WORK INSTRUCTION: Output only the entries, exactly as given, without the pictures.

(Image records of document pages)

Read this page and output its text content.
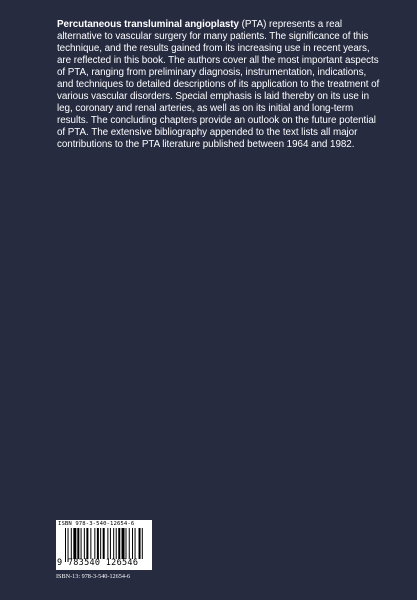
Percutaneous transluminal angioplasty (PTA) represents a real alternative to vascular surgery for many patients. The significance of this technique, and the results gained from its increasing use in recent years, are reflected in this book. The authors cover all the most important aspects of PTA, ranging from preliminary diagnosis, instrumentation, indications, and techniques to detailed descriptions of its application to the treatment of various vascular disorders. Special emphasis is laid thereby on its use in leg, coronary and renal arteries, as well as on its initial and long-term results. The concluding chapters provide an outlook on the future potential of PTA. The extensive bibliography appended to the text lists all major contributions to the PTA literature published between 1964 and 1982.

ISBN 978-3-540-12654-6
9 783540 126546
ISBN-13: 978-3-540-12654-6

TASK RESPONSE:
Read this page and output its text content.
Percutaneous transluminal angioplasty (PTA) represents a real alternative to vascular surgery for many patients. The significance of this technique, and the results gained from its increasing use in recent years, are reflected in this book. The authors cover all the most important aspects of PTA, ranging from preliminary diagnosis, instrumentation, indications, and techniques to detailed descriptions of its application to the treatment of various vascular disorders. Special emphasis is laid thereby on its use in leg, coronary and renal arteries, as well as on its initial and long-term results. The concluding chapters provide an outlook on the future potential of PTA. The extensive bibliography appended to the text lists all major contributions to the PTA literature published between 1964 and 1982.

ISBN 978-3-540-12654-6
9 783540 126546
ISBN-13: 978-3-540-12654-6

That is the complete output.